Aim —
Below is a block of records: output all of them exactly and leave out the pictures.

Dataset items
• • •

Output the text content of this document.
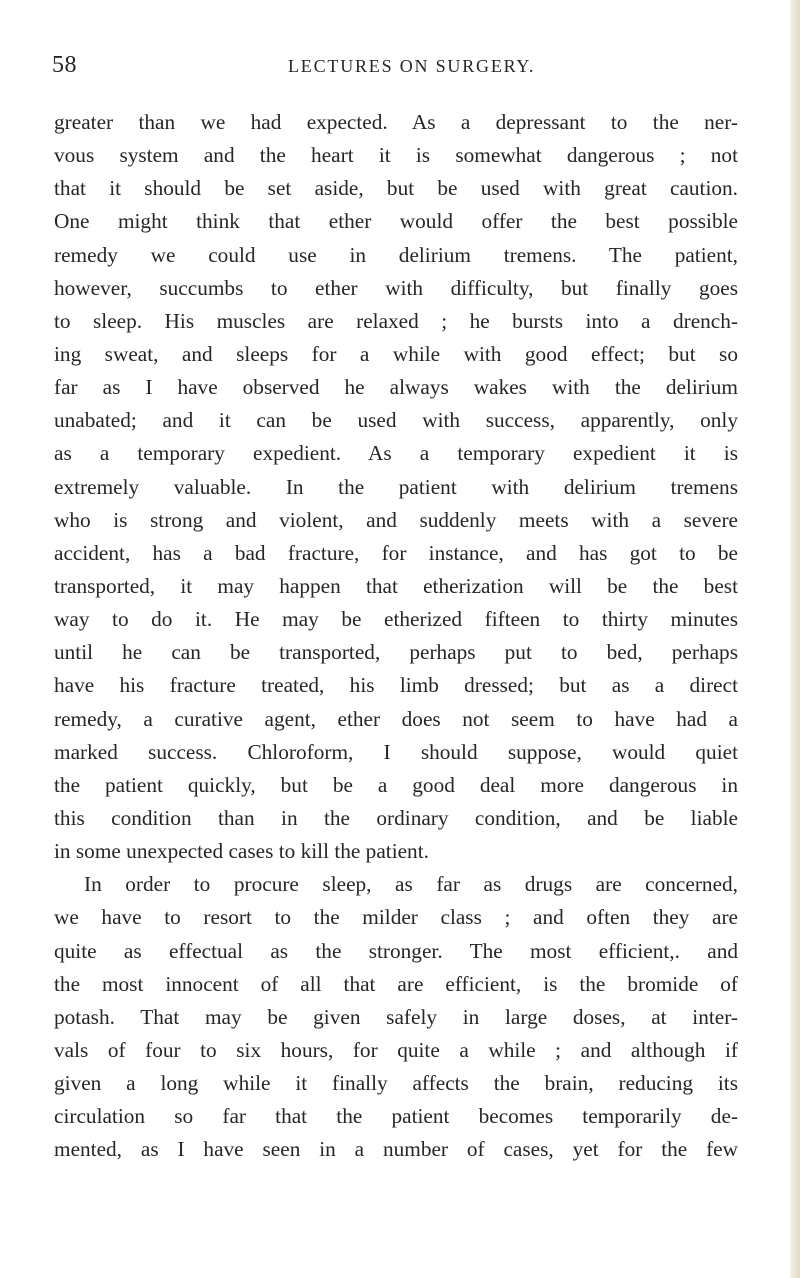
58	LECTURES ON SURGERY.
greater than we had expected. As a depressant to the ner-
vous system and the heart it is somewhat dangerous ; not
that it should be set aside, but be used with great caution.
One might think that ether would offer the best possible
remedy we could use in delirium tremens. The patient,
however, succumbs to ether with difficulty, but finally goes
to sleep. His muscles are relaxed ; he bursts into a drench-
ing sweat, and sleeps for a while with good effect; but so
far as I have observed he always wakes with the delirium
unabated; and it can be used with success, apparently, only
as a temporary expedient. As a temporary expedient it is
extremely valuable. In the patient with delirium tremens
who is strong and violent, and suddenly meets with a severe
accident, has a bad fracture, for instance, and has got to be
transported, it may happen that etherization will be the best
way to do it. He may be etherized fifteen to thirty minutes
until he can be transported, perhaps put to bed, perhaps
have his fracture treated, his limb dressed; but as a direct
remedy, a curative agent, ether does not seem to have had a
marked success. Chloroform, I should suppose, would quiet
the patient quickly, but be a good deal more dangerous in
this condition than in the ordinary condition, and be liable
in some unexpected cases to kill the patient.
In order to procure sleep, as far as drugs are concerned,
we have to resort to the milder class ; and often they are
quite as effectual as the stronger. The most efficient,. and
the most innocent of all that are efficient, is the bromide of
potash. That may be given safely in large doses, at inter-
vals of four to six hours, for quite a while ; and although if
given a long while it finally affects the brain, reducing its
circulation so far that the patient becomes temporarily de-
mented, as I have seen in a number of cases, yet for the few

• • •

Answer below —
Output the text content of this document.
58	LECTURES ON SURGERY.
greater than we had expected. As a depressant to the ner-
vous system and the heart it is somewhat dangerous ; not
that it should be set aside, but be used with great caution.
One might think that ether would offer the best possible
remedy we could use in delirium tremens. The patient,
however, succumbs to ether with difficulty, but finally goes
to sleep. His muscles are relaxed ; he bursts into a drench-
ing sweat, and sleeps for a while with good effect; but so
far as I have observed he always wakes with the delirium
unabated; and it can be used with success, apparently, only
as a temporary expedient. As a temporary expedient it is
extremely valuable. In the patient with delirium tremens
who is strong and violent, and suddenly meets with a severe
accident, has a bad fracture, for instance, and has got to be
transported, it may happen that etherization will be the best
way to do it. He may be etherized fifteen to thirty minutes
until he can be transported, perhaps put to bed, perhaps
have his fracture treated, his limb dressed; but as a direct
remedy, a curative agent, ether does not seem to have had a
marked success. Chloroform, I should suppose, would quiet
the patient quickly, but be a good deal more dangerous in
this condition than in the ordinary condition, and be liable
in some unexpected cases to kill the patient.
In order to procure sleep, as far as drugs are concerned,
we have to resort to the milder class ; and often they are
quite as effectual as the stronger. The most efficient,. and
the most innocent of all that are efficient, is the bromide of
potash. That may be given safely in large doses, at inter-
vals of four to six hours, for quite a while ; and although if
given a long while it finally affects the brain, reducing its
circulation so far that the patient becomes temporarily de-
mented, as I have seen in a number of cases, yet for the few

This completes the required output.